**OBJETIVOS**
1 - Transcreva do texto sobre a decisão do TJ-SP tudo o que vai de "Souza, por sua" até "de sociedades simples.".
2 - Segundo o texto sobre a decisão do TJ-SP, qual era a participação de Souza na sociedade?
3 - Por favor, escreva a continuação do texto sobre a decisão do TJ-SP a partir do ponto em que ele termina.

Escritórios de advocacia não têm natureza empresarial, segundo os desembargadores.

O Tribunal de Justiça de São Paulo (TJ-SP) decidiu, pela primeira vez, sobre os critérios contábeis que devem utilizados na dissolução de escritórios de advocacia. Os desembargadores entenderam que as bancas não têm natureza empresarial e podem de forma mais simples, com base no balanço patrimonial, calcular o valor a pagar na saída de um sócio.

A decisão foi dada em uma das brigas societárias mais comentadas da advocacia: entre o Cescon Barrieu e o advogado Luis Antonio Semeghini Souza, um dos fundadores da banca. O rompimento ocorreu no ano 2017. O advogado afirma, no processo, que a ruptura aconteceu por ter se posicionado contra a possibilidade de a advogada Esther Flesch, irmã de um outro sócio, fazer parte da sociedade.

Esther estava se desligando do Trench Rossi Watanabe, outro grande escritório do país. Ela era a sócia responsável pela área de compliance da banca. A sua saída ocorreu depois de ter contratado o ex-procurador da República Marcello Miller para atuar na defesa da J&F, a controladora da JBS. Miller atuou na Operação Lava-Jato e foi acusado pelo Ministério Público,

junto com Esther, por crime de corrupção passiva. O Cescon Barrieu nega a versão do ex-sócio. Sustenta, no processo, que a sociedade se tornou insustentável em razão da diminuição da contribuição profissional e pessoal do advogado.

Em abril de 2018 foi formalizada a dissolução da sociedade. O advogado e os seus antigos sócios não chegaram a um acordo sobre os valores que deveriam ser pagos e o conflito foi levado ao Judiciário.

O escritório entrou com um pedido de apuração de haveres. Diz, na petição, que o ex-sócio tinha exigido R$ 12 milhões, considerando serviços prestados e resultados futuros, o que classificou como “oportunista”.

Para o Cescon Barrieu, deveria valer o que consta no contrato social: em caso de exclusão ou morte, o valor das cotas patrimoniais seria apurado e pago em até 12 parcelas. A participação de Souza era de 21,78% – estimada em R$ 2,7 milhões.

Souza, por sua vez, defendeu que o cálculo deveria ser feito com base nos critérios utilizados na dissolução de empresas, que incluem estimativas de ganhos futuros e valores de bens intangíveis (marca e clientela, por exemplo).

A natureza do Cescon Barrieu, diz no processo, é empresarial: são mais de 400 funcionários, há escritórios em cinco capitais, tem financiamento pelo BNDES, cartão de crédito corporativo e a receita, nos últimos três anos, superou R$ 233 milhões.

Esse foi o centro da discussão no TJ-SP: escritórios de advocacia têm ou não natureza empresarial? Os três desembargadores que participaram do julgamento decidiram, de forma unânime, que não. O relator do caso, desembargador Fortes Barbosa, afirma, em seu voto, que as bancas exploram atividade intelectual típica de sociedades simples.

**MATERIAL FORNECIDO**
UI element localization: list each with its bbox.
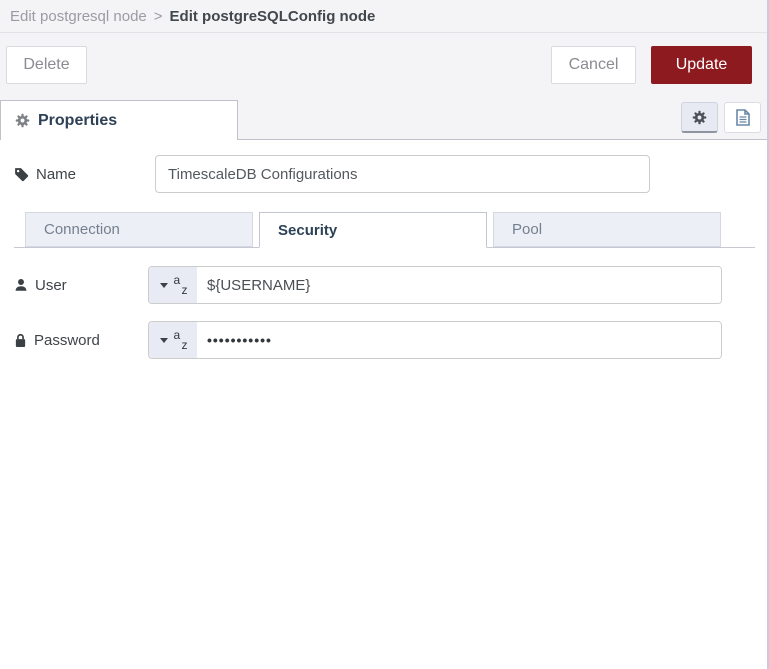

**TAREFAS RESOLVIDAS**
1 -
Souza, por sua vez, defendeu que o cálculo deveria ser feito com base nos critérios utilizados na dissolução de empresas, que incluem estimativas de ganhos futuros e valores de bens intangíveis (marca e clientela, por exemplo).

A natureza do Cescon Barrieu, diz no processo, é empresarial: são mais de 400 funcionários, há escritórios em cinco capitais, tem financiamento pelo BNDES, cartão de crédito corporativo e a receita, nos últimos três anos, superou R$ 233 milhões.

Esse foi o centro da discussão no TJ-SP: escritórios de advocacia têm ou não natureza empresarial? Os três desembargadores que participaram do julgamento decidiram, de forma unânime, que não. O relator do caso, desembargador Fortes Barbosa, afirma, em seu voto, que as bancas exploram atividade intelectual típica de sociedades simples.

2 - Era de 21,78%, estimada em R$ 2,7 milhões.

3 -
“O patrimônio intelectual daqueles que compõe o quadro social ostenta relevância muito superior aos investimentos materiais”, diz. Por maior que seja o volume de serviços prestados, acrescenta, “não há o exercício de uma atividade empresarial”.

Os valores que deverão ser pagos ao ex-sócio, portanto, têm de ser apurados com base em balanço patrimonial da data em que houve a dissolução formal da sociedade – sem os ganhos futuros.

O desembargador Cesar Ciampolini, que participou do julgamento, chama a atenção, em seu voto, no entanto, que os honorários referentes aos serviços contratados até a data da dissolução devem fazer parte desse cálculo. Valores que ainda não haviam ingressado nos cofres do escritório – por serviços já concluídos ou ainda em andamento.

Esse trecho é importante porque o advogado pode ter participado de um processo que levará anos – décadas talvez – para ter a conclusão no Judiciário. O caso em questão, além disso, pode ser de um cliente que ele tenha levado para a banca.

Ciampolini destaca, contudo, que as despesas do escritório terão de ser descontadas das parcelas devidas ao ex-sócio. Esses valores serão definidos por meio de perícia na fase de liquidação do processo.

O desembargador citou o Código Civil ao concordar com o relator sobre a natureza das sociedades de advogados. Consta no parágrafo único do artigo 966 que “não se considera empresário quem exerce profissão intelectual, de natureza científica, literária ou artística”.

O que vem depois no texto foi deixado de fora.